● **What the task requires**
Output every line below exactly.

Entries with figure data:
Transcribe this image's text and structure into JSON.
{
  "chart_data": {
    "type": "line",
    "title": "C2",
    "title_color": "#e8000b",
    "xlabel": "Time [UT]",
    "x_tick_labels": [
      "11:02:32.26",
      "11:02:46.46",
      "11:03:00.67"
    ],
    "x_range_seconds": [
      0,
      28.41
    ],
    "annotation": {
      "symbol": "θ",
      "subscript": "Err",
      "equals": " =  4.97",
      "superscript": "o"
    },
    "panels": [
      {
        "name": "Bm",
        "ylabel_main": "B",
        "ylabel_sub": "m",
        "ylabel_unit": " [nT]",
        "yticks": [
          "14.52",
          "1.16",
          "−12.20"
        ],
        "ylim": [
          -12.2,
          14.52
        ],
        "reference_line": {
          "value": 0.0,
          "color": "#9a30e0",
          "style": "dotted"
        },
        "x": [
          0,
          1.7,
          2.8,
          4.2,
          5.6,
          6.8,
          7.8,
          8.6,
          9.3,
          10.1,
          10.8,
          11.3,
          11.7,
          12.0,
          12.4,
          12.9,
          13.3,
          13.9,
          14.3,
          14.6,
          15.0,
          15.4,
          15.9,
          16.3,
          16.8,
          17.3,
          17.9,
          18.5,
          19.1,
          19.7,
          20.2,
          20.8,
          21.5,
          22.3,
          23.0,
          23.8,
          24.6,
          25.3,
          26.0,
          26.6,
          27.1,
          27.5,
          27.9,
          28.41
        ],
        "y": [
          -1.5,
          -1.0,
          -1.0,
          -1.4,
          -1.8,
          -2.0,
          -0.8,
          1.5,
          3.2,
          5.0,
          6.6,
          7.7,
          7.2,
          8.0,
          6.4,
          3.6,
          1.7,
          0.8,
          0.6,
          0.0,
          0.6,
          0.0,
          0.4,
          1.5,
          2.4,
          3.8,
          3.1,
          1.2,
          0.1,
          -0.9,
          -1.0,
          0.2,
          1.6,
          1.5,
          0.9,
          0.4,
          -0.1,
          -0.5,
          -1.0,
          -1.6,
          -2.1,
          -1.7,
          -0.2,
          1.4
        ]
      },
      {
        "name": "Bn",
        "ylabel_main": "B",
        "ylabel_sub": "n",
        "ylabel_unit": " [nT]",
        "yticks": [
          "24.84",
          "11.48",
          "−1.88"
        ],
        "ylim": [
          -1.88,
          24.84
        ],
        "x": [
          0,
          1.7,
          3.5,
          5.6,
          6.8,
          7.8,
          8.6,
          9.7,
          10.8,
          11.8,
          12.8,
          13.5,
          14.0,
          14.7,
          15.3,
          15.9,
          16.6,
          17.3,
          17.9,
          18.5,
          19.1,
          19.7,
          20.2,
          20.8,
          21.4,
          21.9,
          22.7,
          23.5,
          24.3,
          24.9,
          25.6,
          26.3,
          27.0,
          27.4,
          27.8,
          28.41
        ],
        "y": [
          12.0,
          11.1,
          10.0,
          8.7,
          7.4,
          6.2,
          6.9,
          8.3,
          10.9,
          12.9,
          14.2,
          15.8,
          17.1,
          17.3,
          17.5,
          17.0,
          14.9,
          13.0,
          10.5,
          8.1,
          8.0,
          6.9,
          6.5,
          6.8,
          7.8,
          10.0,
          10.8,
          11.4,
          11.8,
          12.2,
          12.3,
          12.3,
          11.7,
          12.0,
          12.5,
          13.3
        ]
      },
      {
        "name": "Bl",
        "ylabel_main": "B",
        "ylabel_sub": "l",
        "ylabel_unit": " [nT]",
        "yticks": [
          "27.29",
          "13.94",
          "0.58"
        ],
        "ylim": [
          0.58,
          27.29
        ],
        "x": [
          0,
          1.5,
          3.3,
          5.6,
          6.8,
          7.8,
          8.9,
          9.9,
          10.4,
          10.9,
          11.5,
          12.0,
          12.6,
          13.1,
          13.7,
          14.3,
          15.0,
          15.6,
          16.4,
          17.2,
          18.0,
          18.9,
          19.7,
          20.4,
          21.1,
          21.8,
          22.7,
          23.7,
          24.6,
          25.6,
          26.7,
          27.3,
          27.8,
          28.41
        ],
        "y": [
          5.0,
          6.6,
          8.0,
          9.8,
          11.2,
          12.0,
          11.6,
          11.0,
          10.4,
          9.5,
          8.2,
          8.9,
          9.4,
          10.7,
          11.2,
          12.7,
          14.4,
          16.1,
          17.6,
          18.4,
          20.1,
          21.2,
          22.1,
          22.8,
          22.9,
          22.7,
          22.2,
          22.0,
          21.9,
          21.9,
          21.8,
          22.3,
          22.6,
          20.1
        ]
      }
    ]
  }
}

● **Task answer**
Transcribe this image's text and structure into JSON.
{
  "chart_data": {
    "type": "line",
    "title": "C2",
    "title_color": "#e8000b",
    "xlabel": "Time [UT]",
    "x_tick_labels": [
      "11:02:32.26",
      "11:02:46.46",
      "11:03:00.67"
    ],
    "x_range_seconds": [
      0,
      28.41
    ],
    "annotation": {
      "symbol": "θ",
      "subscript": "Err",
      "equals": " =  4.97",
      "superscript": "o"
    },
    "panels": [
      {
        "name": "Bm",
        "ylabel_main": "B",
        "ylabel_sub": "m",
        "ylabel_unit": " [nT]",
        "yticks": [
          "14.52",
          "1.16",
          "−12.20"
        ],
        "ylim": [
          -12.2,
          14.52
        ],
        "reference_line": {
          "value": 0.0,
          "color": "#9a30e0",
          "style": "dotted"
        },
        "x": [
          0,
          1.7,
          2.8,
          4.2,
          5.6,
          6.8,
          7.8,
          8.6,
          9.3,
          10.1,
          10.8,
          11.3,
          11.7,
          12.0,
          12.4,
          12.9,
          13.3,
          13.9,
          14.3,
          14.6,
          15.0,
          15.4,
          15.9,
          16.3,
          16.8,
          17.3,
          17.9,
          18.5,
          19.1,
          19.7,
          20.2,
          20.8,
          21.5,
          22.3,
          23.0,
          23.8,
          24.6,
          25.3,
          26.0,
          26.6,
          27.1,
          27.5,
          27.9,
          28.41
        ],
        "y": [
          -1.5,
          -1.0,
          -1.0,
          -1.4,
          -1.8,
          -2.0,
          -0.8,
          1.5,
          3.2,
          5.0,
          6.6,
          7.7,
          7.2,
          8.0,
          6.4,
          3.6,
          1.7,
          0.8,
          0.6,
          0.0,
          0.6,
          0.0,
          0.4,
          1.5,
          2.4,
          3.8,
          3.1,
          1.2,
          0.1,
          -0.9,
          -1.0,
          0.2,
          1.6,
          1.5,
          0.9,
          0.4,
          -0.1,
          -0.5,
          -1.0,
          -1.6,
          -2.1,
          -1.7,
          -0.2,
          1.4
        ]
      },
      {
        "name": "Bn",
        "ylabel_main": "B",
        "ylabel_sub": "n",
        "ylabel_unit": " [nT]",
        "yticks": [
          "24.84",
          "11.48",
          "−1.88"
        ],
        "ylim": [
          -1.88,
          24.84
        ],
        "x": [
          0,
          1.7,
          3.5,
          5.6,
          6.8,
          7.8,
          8.6,
          9.7,
          10.8,
          11.8,
          12.8,
          13.5,
          14.0,
          14.7,
          15.3,
          15.9,
          16.6,
          17.3,
          17.9,
          18.5,
          19.1,
          19.7,
          20.2,
          20.8,
          21.4,
          21.9,
          22.7,
          23.5,
          24.3,
          24.9,
          25.6,
          26.3,
          27.0,
          27.4,
          27.8,
          28.41
        ],
        "y": [
          12.0,
          11.1,
          10.0,
          8.7,
          7.4,
          6.2,
          6.9,
          8.3,
          10.9,
          12.9,
          14.2,
          15.8,
          17.1,
          17.3,
          17.5,
          17.0,
          14.9,
          13.0,
          10.5,
          8.1,
          8.0,
          6.9,
          6.5,
          6.8,
          7.8,
          10.0,
          10.8,
          11.4,
          11.8,
          12.2,
          12.3,
          12.3,
          11.7,
          12.0,
          12.5,
          13.3
        ]
      },
      {
        "name": "Bl",
        "ylabel_main": "B",
        "ylabel_sub": "l",
        "ylabel_unit": " [nT]",
        "yticks": [
          "27.29",
          "13.94",
          "0.58"
        ],
        "ylim": [
          0.58,
          27.29
        ],
        "x": [
          0,
          1.5,
          3.3,
          5.6,
          6.8,
          7.8,
          8.9,
          9.9,
          10.4,
          10.9,
          11.5,
          12.0,
          12.6,
          13.1,
          13.7,
          14.3,
          15.0,
          15.6,
          16.4,
          17.2,
          18.0,
          18.9,
          19.7,
          20.4,
          21.1,
          21.8,
          22.7,
          23.7,
          24.6,
          25.6,
          26.7,
          27.3,
          27.8,
          28.41
        ],
        "y": [
          5.0,
          6.6,
          8.0,
          9.8,
          11.2,
          12.0,
          11.6,
          11.0,
          10.4,
          9.5,
          8.2,
          8.9,
          9.4,
          10.7,
          11.2,
          12.7,
          14.4,
          16.1,
          17.6,
          18.4,
          20.1,
          21.2,
          22.1,
          22.8,
          22.9,
          22.7,
          22.2,
          22.0,
          21.9,
          21.9,
          21.8,
          22.3,
          22.6,
          20.1
        ]
      }
    ]
  }
}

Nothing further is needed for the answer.